__Stored entries__.
* * *

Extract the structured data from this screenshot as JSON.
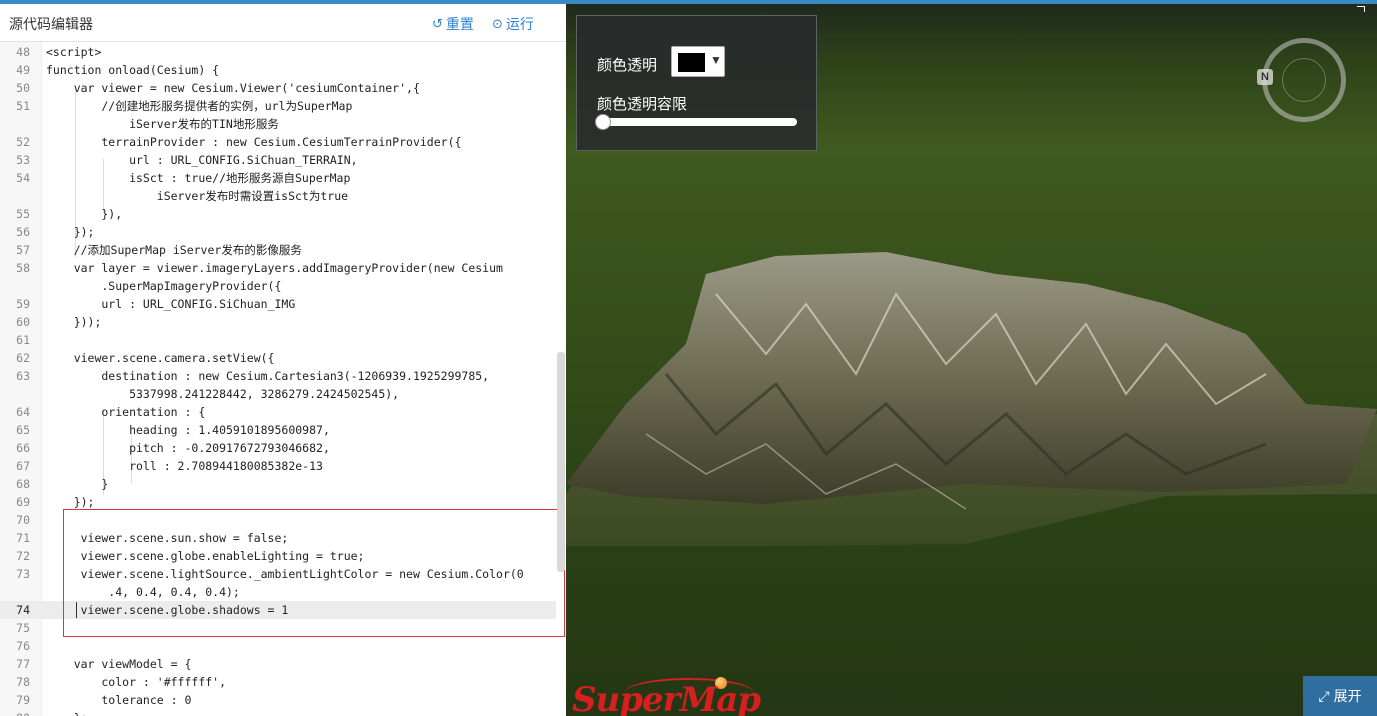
{
  "editor": {
    "title": "源代码编辑器",
    "reset_label": "重置",
    "run_label": "运行",
    "lines": [
      {
        "n": "48",
        "text": "<script>",
        "indent": 0
      },
      {
        "n": "49",
        "text": "function onload(Cesium) {",
        "indent": 0
      },
      {
        "n": "50",
        "text": "    var viewer = new Cesium.Viewer('cesiumContainer',{",
        "indent": 0
      },
      {
        "n": "51",
        "text": "        //创建地形服务提供者的实例，url为SuperMap",
        "indent": 0
      },
      {
        "n": "",
        "text": "            iServer发布的TIN地形服务",
        "indent": 0
      },
      {
        "n": "52",
        "text": "        terrainProvider : new Cesium.CesiumTerrainProvider({",
        "indent": 0
      },
      {
        "n": "53",
        "text": "            url : URL_CONFIG.SiChuan_TERRAIN,",
        "indent": 0
      },
      {
        "n": "54",
        "text": "            isSct : true//地形服务源自SuperMap",
        "indent": 0
      },
      {
        "n": "",
        "text": "                iServer发布时需设置isSct为true",
        "indent": 0
      },
      {
        "n": "55",
        "text": "        }),",
        "indent": 0
      },
      {
        "n": "56",
        "text": "    });",
        "indent": 0
      },
      {
        "n": "57",
        "text": "    //添加SuperMap iServer发布的影像服务",
        "indent": 0
      },
      {
        "n": "58",
        "text": "    var layer = viewer.imageryLayers.addImageryProvider(new Cesium",
        "indent": 0
      },
      {
        "n": "",
        "text": "        .SuperMapImageryProvider({",
        "indent": 0
      },
      {
        "n": "59",
        "text": "        url : URL_CONFIG.SiChuan_IMG",
        "indent": 0
      },
      {
        "n": "60",
        "text": "    }));",
        "indent": 0
      },
      {
        "n": "61",
        "text": "",
        "indent": 0
      },
      {
        "n": "62",
        "text": "    viewer.scene.camera.setView({",
        "indent": 0
      },
      {
        "n": "63",
        "text": "        destination : new Cesium.Cartesian3(-1206939.1925299785,",
        "indent": 0
      },
      {
        "n": "",
        "text": "            5337998.241228442, 3286279.2424502545),",
        "indent": 0
      },
      {
        "n": "64",
        "text": "        orientation : {",
        "indent": 0
      },
      {
        "n": "65",
        "text": "            heading : 1.4059101895600987,",
        "indent": 0
      },
      {
        "n": "66",
        "text": "            pitch : -0.20917672793046682,",
        "indent": 0
      },
      {
        "n": "67",
        "text": "            roll : 2.708944180085382e-13",
        "indent": 0
      },
      {
        "n": "68",
        "text": "        }",
        "indent": 0
      },
      {
        "n": "69",
        "text": "    });",
        "indent": 0
      },
      {
        "n": "70",
        "text": "",
        "indent": 0
      },
      {
        "n": "71",
        "text": "     viewer.scene.sun.show = false;",
        "indent": 0
      },
      {
        "n": "72",
        "text": "     viewer.scene.globe.enableLighting = true;",
        "indent": 0
      },
      {
        "n": "73",
        "text": "     viewer.scene.lightSource._ambientLightColor = new Cesium.Color(0",
        "indent": 0
      },
      {
        "n": "",
        "text": "         .4, 0.4, 0.4, 0.4);",
        "indent": 0
      },
      {
        "n": "74",
        "text": "     viewer.scene.globe.shadows = 1",
        "indent": 0,
        "active": true
      },
      {
        "n": "75",
        "text": "",
        "indent": 0
      },
      {
        "n": "76",
        "text": "",
        "indent": 0
      },
      {
        "n": "77",
        "text": "    var viewModel = {",
        "indent": 0
      },
      {
        "n": "78",
        "text": "        color : '#ffffff',",
        "indent": 0
      },
      {
        "n": "79",
        "text": "        tolerance : 0",
        "indent": 0
      },
      {
        "n": "80",
        "text": "    };",
        "indent": 0
      }
    ]
  },
  "control_panel": {
    "color_label": "颜色透明",
    "color_value": "#000000",
    "tolerance_label": "颜色透明容限",
    "tolerance_value": 0
  },
  "compass": {
    "north_label": "N"
  },
  "expand_button": {
    "label": "展开"
  },
  "logo": {
    "text": "SuperMap"
  },
  "colors": {
    "accent": "#2f7fd2",
    "highlight_border": "#d9363e",
    "expand_bg": "#2f6e9e"
  }
}
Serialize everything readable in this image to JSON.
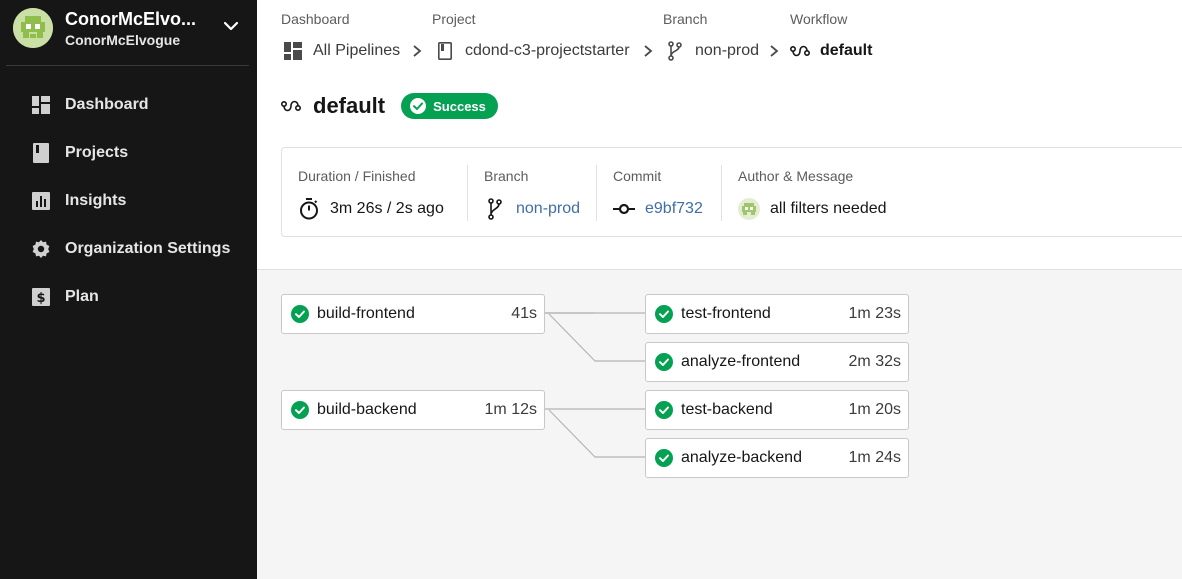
{
  "org": {
    "name": "ConorMcElvo...",
    "username": "ConorMcElvogue"
  },
  "sidebar": {
    "items": [
      {
        "label": "Dashboard",
        "icon": "dashboard-icon"
      },
      {
        "label": "Projects",
        "icon": "projects-icon"
      },
      {
        "label": "Insights",
        "icon": "insights-icon"
      },
      {
        "label": "Organization Settings",
        "icon": "gear-icon"
      },
      {
        "label": "Plan",
        "icon": "dollar-icon"
      }
    ]
  },
  "breadcrumb": {
    "dashboard": {
      "label": "Dashboard",
      "value": "All Pipelines"
    },
    "project": {
      "label": "Project",
      "value": "cdond-c3-projectstarter"
    },
    "branch": {
      "label": "Branch",
      "value": "non-prod"
    },
    "workflow": {
      "label": "Workflow",
      "value": "default"
    }
  },
  "workflow": {
    "title": "default",
    "status": "Success",
    "status_color": "#04a152"
  },
  "summary": {
    "duration": {
      "label": "Duration / Finished",
      "value": "3m 26s / 2s ago"
    },
    "branch": {
      "label": "Branch",
      "value": "non-prod"
    },
    "commit": {
      "label": "Commit",
      "value": "e9bf732"
    },
    "author": {
      "label": "Author & Message",
      "message": "all filters needed"
    }
  },
  "jobs": [
    {
      "name": "build-frontend",
      "duration": "41s",
      "status": "success"
    },
    {
      "name": "test-frontend",
      "duration": "1m 23s",
      "status": "success"
    },
    {
      "name": "analyze-frontend",
      "duration": "2m 32s",
      "status": "success"
    },
    {
      "name": "build-backend",
      "duration": "1m 12s",
      "status": "success"
    },
    {
      "name": "test-backend",
      "duration": "1m 20s",
      "status": "success"
    },
    {
      "name": "analyze-backend",
      "duration": "1m 24s",
      "status": "success"
    }
  ],
  "colors": {
    "sidebar_bg": "#161616",
    "success": "#04a152",
    "link": "#3f6ea7"
  }
}
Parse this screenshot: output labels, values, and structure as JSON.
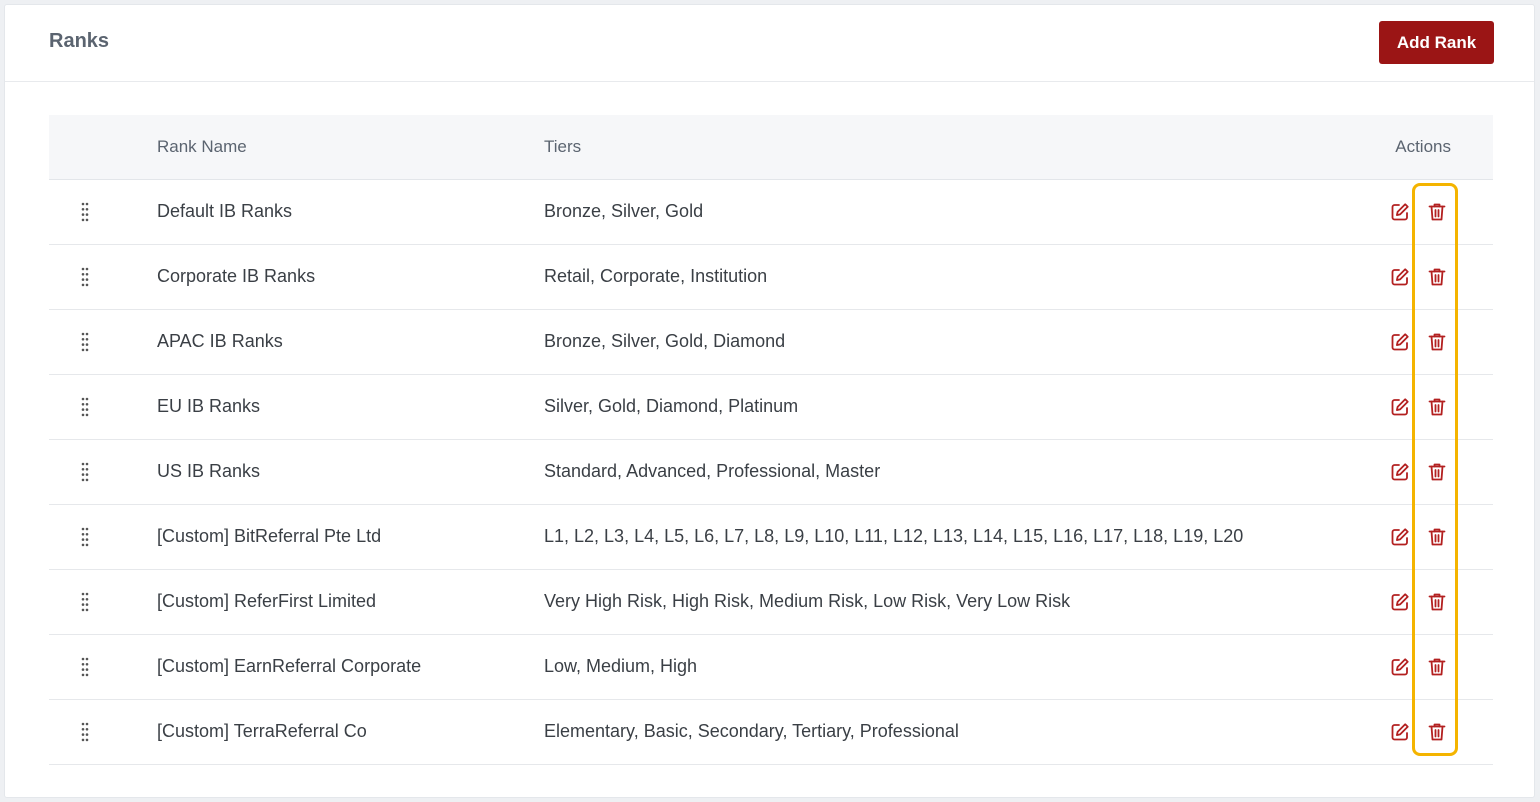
{
  "header": {
    "title": "Ranks",
    "add_button_label": "Add Rank"
  },
  "table": {
    "columns": {
      "name": "Rank Name",
      "tiers": "Tiers",
      "actions": "Actions"
    },
    "rows": [
      {
        "name": "Default IB Ranks",
        "tiers": "Bronze, Silver, Gold"
      },
      {
        "name": "Corporate IB Ranks",
        "tiers": "Retail, Corporate, Institution"
      },
      {
        "name": "APAC IB Ranks",
        "tiers": "Bronze, Silver, Gold, Diamond"
      },
      {
        "name": "EU IB Ranks",
        "tiers": "Silver, Gold, Diamond, Platinum"
      },
      {
        "name": "US IB Ranks",
        "tiers": "Standard, Advanced, Professional, Master"
      },
      {
        "name": "[Custom] BitReferral Pte Ltd",
        "tiers": "L1, L2, L3, L4, L5, L6, L7, L8, L9, L10, L11, L12, L13, L14, L15, L16, L17, L18, L19, L20"
      },
      {
        "name": "[Custom] ReferFirst Limited",
        "tiers": "Very High Risk, High Risk, Medium Risk, Low Risk, Very Low Risk"
      },
      {
        "name": "[Custom] EarnReferral Corporate",
        "tiers": "Low, Medium, High"
      },
      {
        "name": "[Custom] TerraReferral Co",
        "tiers": "Elementary, Basic, Secondary, Tertiary, Professional"
      }
    ]
  },
  "icons": {
    "drag_handle": "drag-handle-icon",
    "edit": "edit-icon",
    "delete": "trash-icon"
  },
  "colors": {
    "accent": "#9b1515",
    "highlight": "#f4b400"
  }
}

* * *

__TASK DESCRIPTION__. Copy the records exactly as they appear, excluding images.

__FINISHED EXERCISE__.
Extract the structured data from this screenshot as JSON.
{
  "editor": {
    "title": "源代码编辑器",
    "reset_label": "重置",
    "run_label": "运行",
    "lines": [
      {
        "n": "48",
        "text": "<script>",
        "indent": 0
      },
      {
        "n": "49",
        "text": "function onload(Cesium) {",
        "indent": 0
      },
      {
        "n": "50",
        "text": "    var viewer = new Cesium.Viewer('cesiumContainer',{",
        "indent": 0
      },
      {
        "n": "51",
        "text": "        //创建地形服务提供者的实例，url为SuperMap",
        "indent": 0
      },
      {
        "n": "",
        "text": "            iServer发布的TIN地形服务",
        "indent": 0
      },
      {
        "n": "52",
        "text": "        terrainProvider : new Cesium.CesiumTerrainProvider({",
        "indent": 0
      },
      {
        "n": "53",
        "text": "            url : URL_CONFIG.SiChuan_TERRAIN,",
        "indent": 0
      },
      {
        "n": "54",
        "text": "            isSct : true//地形服务源自SuperMap",
        "indent": 0
      },
      {
        "n": "",
        "text": "                iServer发布时需设置isSct为true",
        "indent": 0
      },
      {
        "n": "55",
        "text": "        }),",
        "indent": 0
      },
      {
        "n": "56",
        "text": "    });",
        "indent": 0
      },
      {
        "n": "57",
        "text": "    //添加SuperMap iServer发布的影像服务",
        "indent": 0
      },
      {
        "n": "58",
        "text": "    var layer = viewer.imageryLayers.addImageryProvider(new Cesium",
        "indent": 0
      },
      {
        "n": "",
        "text": "        .SuperMapImageryProvider({",
        "indent": 0
      },
      {
        "n": "59",
        "text": "        url : URL_CONFIG.SiChuan_IMG",
        "indent": 0
      },
      {
        "n": "60",
        "text": "    }));",
        "indent": 0
      },
      {
        "n": "61",
        "text": "",
        "indent": 0
      },
      {
        "n": "62",
        "text": "    viewer.scene.camera.setView({",
        "indent": 0
      },
      {
        "n": "63",
        "text": "        destination : new Cesium.Cartesian3(-1206939.1925299785,",
        "indent": 0
      },
      {
        "n": "",
        "text": "            5337998.241228442, 3286279.2424502545),",
        "indent": 0
      },
      {
        "n": "64",
        "text": "        orientation : {",
        "indent": 0
      },
      {
        "n": "65",
        "text": "            heading : 1.4059101895600987,",
        "indent": 0
      },
      {
        "n": "66",
        "text": "            pitch : -0.20917672793046682,",
        "indent": 0
      },
      {
        "n": "67",
        "text": "            roll : 2.708944180085382e-13",
        "indent": 0
      },
      {
        "n": "68",
        "text": "        }",
        "indent": 0
      },
      {
        "n": "69",
        "text": "    });",
        "indent": 0
      },
      {
        "n": "70",
        "text": "",
        "indent": 0
      },
      {
        "n": "71",
        "text": "     viewer.scene.sun.show = false;",
        "indent": 0
      },
      {
        "n": "72",
        "text": "     viewer.scene.globe.enableLighting = true;",
        "indent": 0
      },
      {
        "n": "73",
        "text": "     viewer.scene.lightSource._ambientLightColor = new Cesium.Color(0",
        "indent": 0
      },
      {
        "n": "",
        "text": "         .4, 0.4, 0.4, 0.4);",
        "indent": 0
      },
      {
        "n": "74",
        "text": "     viewer.scene.globe.shadows = 1",
        "indent": 0,
        "active": true
      },
      {
        "n": "75",
        "text": "",
        "indent": 0
      },
      {
        "n": "76",
        "text": "",
        "indent": 0
      },
      {
        "n": "77",
        "text": "    var viewModel = {",
        "indent": 0
      },
      {
        "n": "78",
        "text": "        color : '#ffffff',",
        "indent": 0
      },
      {
        "n": "79",
        "text": "        tolerance : 0",
        "indent": 0
      },
      {
        "n": "80",
        "text": "    };",
        "indent": 0
      }
    ]
  },
  "control_panel": {
    "color_label": "颜色透明",
    "color_value": "#000000",
    "tolerance_label": "颜色透明容限",
    "tolerance_value": 0
  },
  "compass": {
    "north_label": "N"
  },
  "expand_button": {
    "label": "展开"
  },
  "logo": {
    "text": "SuperMap"
  },
  "colors": {
    "accent": "#2f7fd2",
    "highlight_border": "#d9363e",
    "expand_bg": "#2f6e9e"
  }
}
Serialize everything readable in this image to JSON.
{
  "org": {
    "name": "ConorMcElvo...",
    "username": "ConorMcElvogue"
  },
  "sidebar": {
    "items": [
      {
        "label": "Dashboard",
        "icon": "dashboard-icon"
      },
      {
        "label": "Projects",
        "icon": "projects-icon"
      },
      {
        "label": "Insights",
        "icon": "insights-icon"
      },
      {
        "label": "Organization Settings",
        "icon": "gear-icon"
      },
      {
        "label": "Plan",
        "icon": "dollar-icon"
      }
    ]
  },
  "breadcrumb": {
    "dashboard": {
      "label": "Dashboard",
      "value": "All Pipelines"
    },
    "project": {
      "label": "Project",
      "value": "cdond-c3-projectstarter"
    },
    "branch": {
      "label": "Branch",
      "value": "non-prod"
    },
    "workflow": {
      "label": "Workflow",
      "value": "default"
    }
  },
  "workflow": {
    "title": "default",
    "status": "Success",
    "status_color": "#04a152"
  },
  "summary": {
    "duration": {
      "label": "Duration / Finished",
      "value": "3m 26s / 2s ago"
    },
    "branch": {
      "label": "Branch",
      "value": "non-prod"
    },
    "commit": {
      "label": "Commit",
      "value": "e9bf732"
    },
    "author": {
      "label": "Author & Message",
      "message": "all filters needed"
    }
  },
  "jobs": [
    {
      "name": "build-frontend",
      "duration": "41s",
      "status": "success"
    },
    {
      "name": "test-frontend",
      "duration": "1m 23s",
      "status": "success"
    },
    {
      "name": "analyze-frontend",
      "duration": "2m 32s",
      "status": "success"
    },
    {
      "name": "build-backend",
      "duration": "1m 12s",
      "status": "success"
    },
    {
      "name": "test-backend",
      "duration": "1m 20s",
      "status": "success"
    },
    {
      "name": "analyze-backend",
      "duration": "1m 24s",
      "status": "success"
    }
  ],
  "colors": {
    "sidebar_bg": "#161616",
    "success": "#04a152",
    "link": "#3f6ea7"
  }
}
Parse this screenshot: output labels, values, and structure as JSON.
{
  "header": {
    "title": "Ranks",
    "add_button_label": "Add Rank"
  },
  "table": {
    "columns": {
      "name": "Rank Name",
      "tiers": "Tiers",
      "actions": "Actions"
    },
    "rows": [
      {
        "name": "Default IB Ranks",
        "tiers": "Bronze, Silver, Gold"
      },
      {
        "name": "Corporate IB Ranks",
        "tiers": "Retail, Corporate, Institution"
      },
      {
        "name": "APAC IB Ranks",
        "tiers": "Bronze, Silver, Gold, Diamond"
      },
      {
        "name": "EU IB Ranks",
        "tiers": "Silver, Gold, Diamond, Platinum"
      },
      {
        "name": "US IB Ranks",
        "tiers": "Standard, Advanced, Professional, Master"
      },
      {
        "name": "[Custom] BitReferral Pte Ltd",
        "tiers": "L1, L2, L3, L4, L5, L6, L7, L8, L9, L10, L11, L12, L13, L14, L15, L16, L17, L18, L19, L20"
      },
      {
        "name": "[Custom] ReferFirst Limited",
        "tiers": "Very High Risk, High Risk, Medium Risk, Low Risk, Very Low Risk"
      },
      {
        "name": "[Custom] EarnReferral Corporate",
        "tiers": "Low, Medium, High"
      },
      {
        "name": "[Custom] TerraReferral Co",
        "tiers": "Elementary, Basic, Secondary, Tertiary, Professional"
      }
    ]
  },
  "icons": {
    "drag_handle": "drag-handle-icon",
    "edit": "edit-icon",
    "delete": "trash-icon"
  },
  "colors": {
    "accent": "#9b1515",
    "highlight": "#f4b400"
  }
}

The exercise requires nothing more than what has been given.